> Task prompt: Repeat the material in full. Keep every line exactly as it is.

> Exercise materials:
----------------------------------------

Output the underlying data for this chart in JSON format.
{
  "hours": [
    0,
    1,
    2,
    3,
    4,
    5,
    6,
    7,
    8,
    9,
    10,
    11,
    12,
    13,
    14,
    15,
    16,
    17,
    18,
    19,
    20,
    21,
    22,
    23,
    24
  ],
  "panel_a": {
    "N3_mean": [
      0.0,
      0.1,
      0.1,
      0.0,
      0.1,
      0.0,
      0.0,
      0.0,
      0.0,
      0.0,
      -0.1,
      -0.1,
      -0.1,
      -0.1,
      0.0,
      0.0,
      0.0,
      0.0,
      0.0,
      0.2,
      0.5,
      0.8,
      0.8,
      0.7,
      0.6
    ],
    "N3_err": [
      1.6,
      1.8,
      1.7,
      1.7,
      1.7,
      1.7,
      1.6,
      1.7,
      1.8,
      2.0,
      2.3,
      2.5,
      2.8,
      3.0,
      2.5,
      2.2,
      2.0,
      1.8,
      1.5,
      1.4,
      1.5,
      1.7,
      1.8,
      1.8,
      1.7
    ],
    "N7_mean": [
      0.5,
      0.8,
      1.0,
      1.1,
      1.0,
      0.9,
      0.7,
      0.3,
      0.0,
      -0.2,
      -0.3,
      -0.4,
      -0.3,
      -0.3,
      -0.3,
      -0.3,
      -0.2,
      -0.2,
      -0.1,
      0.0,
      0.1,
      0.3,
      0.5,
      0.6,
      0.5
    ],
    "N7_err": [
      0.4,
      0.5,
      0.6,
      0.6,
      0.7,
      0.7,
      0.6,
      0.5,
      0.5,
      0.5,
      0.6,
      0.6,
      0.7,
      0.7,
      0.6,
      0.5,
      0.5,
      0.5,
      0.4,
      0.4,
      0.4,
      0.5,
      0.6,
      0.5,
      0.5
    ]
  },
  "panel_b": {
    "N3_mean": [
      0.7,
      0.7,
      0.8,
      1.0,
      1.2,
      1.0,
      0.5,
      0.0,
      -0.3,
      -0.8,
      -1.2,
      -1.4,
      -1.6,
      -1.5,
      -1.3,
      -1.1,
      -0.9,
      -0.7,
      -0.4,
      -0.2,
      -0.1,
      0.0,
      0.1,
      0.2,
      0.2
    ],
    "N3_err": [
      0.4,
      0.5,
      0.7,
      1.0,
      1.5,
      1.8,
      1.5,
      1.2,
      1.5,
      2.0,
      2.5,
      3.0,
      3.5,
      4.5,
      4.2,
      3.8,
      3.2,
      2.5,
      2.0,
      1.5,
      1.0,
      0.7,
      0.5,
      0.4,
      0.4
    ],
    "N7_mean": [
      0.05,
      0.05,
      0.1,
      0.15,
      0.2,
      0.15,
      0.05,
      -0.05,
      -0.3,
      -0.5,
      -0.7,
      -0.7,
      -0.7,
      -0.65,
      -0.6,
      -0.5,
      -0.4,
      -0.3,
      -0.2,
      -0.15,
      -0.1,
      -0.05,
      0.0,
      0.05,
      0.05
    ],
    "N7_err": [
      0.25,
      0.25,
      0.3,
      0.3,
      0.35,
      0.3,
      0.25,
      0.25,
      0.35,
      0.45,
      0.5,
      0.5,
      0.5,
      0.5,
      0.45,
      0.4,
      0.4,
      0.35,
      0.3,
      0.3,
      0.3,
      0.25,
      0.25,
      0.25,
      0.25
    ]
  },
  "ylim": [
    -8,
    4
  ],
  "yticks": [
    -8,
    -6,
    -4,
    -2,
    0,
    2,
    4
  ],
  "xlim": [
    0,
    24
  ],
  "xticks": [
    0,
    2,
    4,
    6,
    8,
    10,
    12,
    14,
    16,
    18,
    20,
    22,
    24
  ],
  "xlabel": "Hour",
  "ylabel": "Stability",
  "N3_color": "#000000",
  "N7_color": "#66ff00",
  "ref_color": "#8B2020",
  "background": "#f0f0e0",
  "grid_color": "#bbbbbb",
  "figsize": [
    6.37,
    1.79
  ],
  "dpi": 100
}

----------------------------------------

> Response to the exercise:
Output the underlying data for this chart in JSON format.
{
  "hours": [
    0,
    1,
    2,
    3,
    4,
    5,
    6,
    7,
    8,
    9,
    10,
    11,
    12,
    13,
    14,
    15,
    16,
    17,
    18,
    19,
    20,
    21,
    22,
    23,
    24
  ],
  "panel_a": {
    "N3_mean": [
      0.0,
      0.1,
      0.1,
      0.0,
      0.1,
      0.0,
      0.0,
      0.0,
      0.0,
      0.0,
      -0.1,
      -0.1,
      -0.1,
      -0.1,
      0.0,
      0.0,
      0.0,
      0.0,
      0.0,
      0.2,
      0.5,
      0.8,
      0.8,
      0.7,
      0.6
    ],
    "N3_err": [
      1.6,
      1.8,
      1.7,
      1.7,
      1.7,
      1.7,
      1.6,
      1.7,
      1.8,
      2.0,
      2.3,
      2.5,
      2.8,
      3.0,
      2.5,
      2.2,
      2.0,
      1.8,
      1.5,
      1.4,
      1.5,
      1.7,
      1.8,
      1.8,
      1.7
    ],
    "N7_mean": [
      0.5,
      0.8,
      1.0,
      1.1,
      1.0,
      0.9,
      0.7,
      0.3,
      0.0,
      -0.2,
      -0.3,
      -0.4,
      -0.3,
      -0.3,
      -0.3,
      -0.3,
      -0.2,
      -0.2,
      -0.1,
      0.0,
      0.1,
      0.3,
      0.5,
      0.6,
      0.5
    ],
    "N7_err": [
      0.4,
      0.5,
      0.6,
      0.6,
      0.7,
      0.7,
      0.6,
      0.5,
      0.5,
      0.5,
      0.6,
      0.6,
      0.7,
      0.7,
      0.6,
      0.5,
      0.5,
      0.5,
      0.4,
      0.4,
      0.4,
      0.5,
      0.6,
      0.5,
      0.5
    ]
  },
  "panel_b": {
    "N3_mean": [
      0.7,
      0.7,
      0.8,
      1.0,
      1.2,
      1.0,
      0.5,
      0.0,
      -0.3,
      -0.8,
      -1.2,
      -1.4,
      -1.6,
      -1.5,
      -1.3,
      -1.1,
      -0.9,
      -0.7,
      -0.4,
      -0.2,
      -0.1,
      0.0,
      0.1,
      0.2,
      0.2
    ],
    "N3_err": [
      0.4,
      0.5,
      0.7,
      1.0,
      1.5,
      1.8,
      1.5,
      1.2,
      1.5,
      2.0,
      2.5,
      3.0,
      3.5,
      4.5,
      4.2,
      3.8,
      3.2,
      2.5,
      2.0,
      1.5,
      1.0,
      0.7,
      0.5,
      0.4,
      0.4
    ],
    "N7_mean": [
      0.05,
      0.05,
      0.1,
      0.15,
      0.2,
      0.15,
      0.05,
      -0.05,
      -0.3,
      -0.5,
      -0.7,
      -0.7,
      -0.7,
      -0.65,
      -0.6,
      -0.5,
      -0.4,
      -0.3,
      -0.2,
      -0.15,
      -0.1,
      -0.05,
      0.0,
      0.05,
      0.05
    ],
    "N7_err": [
      0.25,
      0.25,
      0.3,
      0.3,
      0.35,
      0.3,
      0.25,
      0.25,
      0.35,
      0.45,
      0.5,
      0.5,
      0.5,
      0.5,
      0.45,
      0.4,
      0.4,
      0.35,
      0.3,
      0.3,
      0.3,
      0.25,
      0.25,
      0.25,
      0.25
    ]
  },
  "ylim": [
    -8,
    4
  ],
  "yticks": [
    -8,
    -6,
    -4,
    -2,
    0,
    2,
    4
  ],
  "xlim": [
    0,
    24
  ],
  "xticks": [
    0,
    2,
    4,
    6,
    8,
    10,
    12,
    14,
    16,
    18,
    20,
    22,
    24
  ],
  "xlabel": "Hour",
  "ylabel": "Stability",
  "N3_color": "#000000",
  "N7_color": "#66ff00",
  "ref_color": "#8B2020",
  "background": "#f0f0e0",
  "grid_color": "#bbbbbb",
  "figsize": [
    6.37,
    1.79
  ],
  "dpi": 100
}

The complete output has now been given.